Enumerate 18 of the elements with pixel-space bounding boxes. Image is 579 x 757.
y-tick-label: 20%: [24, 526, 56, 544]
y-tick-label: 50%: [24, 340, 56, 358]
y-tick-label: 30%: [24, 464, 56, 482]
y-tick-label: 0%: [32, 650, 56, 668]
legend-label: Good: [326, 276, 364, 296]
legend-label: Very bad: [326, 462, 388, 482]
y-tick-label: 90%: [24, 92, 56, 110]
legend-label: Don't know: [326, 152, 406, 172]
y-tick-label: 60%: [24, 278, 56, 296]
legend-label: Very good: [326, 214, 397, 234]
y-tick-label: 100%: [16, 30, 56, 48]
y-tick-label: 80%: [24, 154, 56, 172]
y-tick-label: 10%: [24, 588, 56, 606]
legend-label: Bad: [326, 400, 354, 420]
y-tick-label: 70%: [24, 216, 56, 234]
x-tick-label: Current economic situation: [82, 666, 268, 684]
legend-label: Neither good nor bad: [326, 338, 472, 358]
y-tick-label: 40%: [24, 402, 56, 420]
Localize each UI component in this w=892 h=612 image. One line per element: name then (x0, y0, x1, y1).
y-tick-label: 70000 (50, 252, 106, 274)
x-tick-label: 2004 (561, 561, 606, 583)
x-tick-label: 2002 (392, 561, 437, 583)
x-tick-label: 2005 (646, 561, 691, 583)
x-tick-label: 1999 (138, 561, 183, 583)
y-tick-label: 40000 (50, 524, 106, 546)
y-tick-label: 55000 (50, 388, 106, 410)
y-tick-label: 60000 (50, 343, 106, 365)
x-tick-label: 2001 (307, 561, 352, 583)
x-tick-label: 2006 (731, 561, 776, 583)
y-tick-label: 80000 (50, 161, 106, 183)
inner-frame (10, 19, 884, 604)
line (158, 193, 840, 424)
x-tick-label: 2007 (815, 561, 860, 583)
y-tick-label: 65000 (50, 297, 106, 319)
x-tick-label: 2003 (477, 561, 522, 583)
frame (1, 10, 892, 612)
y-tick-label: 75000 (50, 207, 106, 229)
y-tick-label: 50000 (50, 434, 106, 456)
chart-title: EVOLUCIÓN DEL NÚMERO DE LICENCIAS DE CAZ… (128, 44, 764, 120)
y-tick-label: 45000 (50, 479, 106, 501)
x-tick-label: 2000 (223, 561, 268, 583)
# # #
● **Problem to work on**: Write all the lines above as a JSON list of strings, one string per line, leaving out any blank lines.

● **Reply**:
[
  "Enumerate 18 of the elements with pixel-space bounding boxes. Image is 579 x 757.",
  "y-tick-label: 20%: [24, 526, 56, 544]",
  "y-tick-label: 50%: [24, 340, 56, 358]",
  "y-tick-label: 30%: [24, 464, 56, 482]",
  "y-tick-label: 0%: [32, 650, 56, 668]",
  "legend-label: Good: [326, 276, 364, 296]",
  "legend-label: Very bad: [326, 462, 388, 482]",
  "y-tick-label: 90%: [24, 92, 56, 110]",
  "legend-label: Don't know: [326, 152, 406, 172]",
  "y-tick-label: 60%: [24, 278, 56, 296]",
  "legend-label: Very good: [326, 214, 397, 234]",
  "y-tick-label: 100%: [16, 30, 56, 48]",
  "y-tick-label: 80%: [24, 154, 56, 172]",
  "y-tick-label: 10%: [24, 588, 56, 606]",
  "legend-label: Bad: [326, 400, 354, 420]",
  "y-tick-label: 70%: [24, 216, 56, 234]",
  "x-tick-label: Current economic situation: [82, 666, 268, 684]",
  "legend-label: Neither good nor bad: [326, 338, 472, 358]",
  "y-tick-label: 40%: [24, 402, 56, 420]",
  "Localize each UI component in this w=892 h=612 image. One line per element: name then (x0, y0, x1, y1).",
  "y-tick-label: 70000 (50, 252, 106, 274)",
  "x-tick-label: 2004 (561, 561, 606, 583)",
  "x-tick-label: 2002 (392, 561, 437, 583)",
  "x-tick-label: 2005 (646, 561, 691, 583)",
  "x-tick-label: 1999 (138, 561, 183, 583)",
  "y-tick-label: 40000 (50, 524, 106, 546)",
  "y-tick-label: 55000 (50, 388, 106, 410)",
  "y-tick-label: 60000 (50, 343, 106, 365)",
  "x-tick-label: 2001 (307, 561, 352, 583)",
  "x-tick-label: 2006 (731, 561, 776, 583)",
  "y-tick-label: 80000 (50, 161, 106, 183)",
  "inner-frame (10, 19, 884, 604)",
  "line (158, 193, 840, 424)",
  "x-tick-label: 2007 (815, 561, 860, 583)",
  "y-tick-label: 65000 (50, 297, 106, 319)",
  "x-tick-label: 2003 (477, 561, 522, 583)",
  "frame (1, 10, 892, 612)",
  "y-tick-label: 75000 (50, 207, 106, 229)",
  "y-tick-label: 50000 (50, 434, 106, 456)",
  "chart-title: EVOLUCIÓN DEL NÚMERO DE LICENCIAS DE CAZ… (128, 44, 764, 120)",
  "y-tick-label: 45000 (50, 479, 106, 501)",
  "x-tick-label: 2000 (223, 561, 268, 583)"
]